── RECORDED DATA
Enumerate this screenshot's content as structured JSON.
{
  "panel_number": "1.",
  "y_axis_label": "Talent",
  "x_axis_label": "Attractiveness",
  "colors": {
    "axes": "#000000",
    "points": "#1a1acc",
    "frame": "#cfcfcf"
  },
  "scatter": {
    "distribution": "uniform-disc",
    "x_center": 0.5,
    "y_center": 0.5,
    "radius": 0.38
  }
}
────
PROBLEM TO SOLVE: From the listing above, extract all records word for word.

CORRECT OUTPUT:
Enumerate this screenshot's content as structured JSON.
{
  "panel_number": "1.",
  "y_axis_label": "Talent",
  "x_axis_label": "Attractiveness",
  "colors": {
    "axes": "#000000",
    "points": "#1a1acc",
    "frame": "#cfcfcf"
  },
  "scatter": {
    "distribution": "uniform-disc",
    "x_center": 0.5,
    "y_center": 0.5,
    "radius": 0.38
  }
}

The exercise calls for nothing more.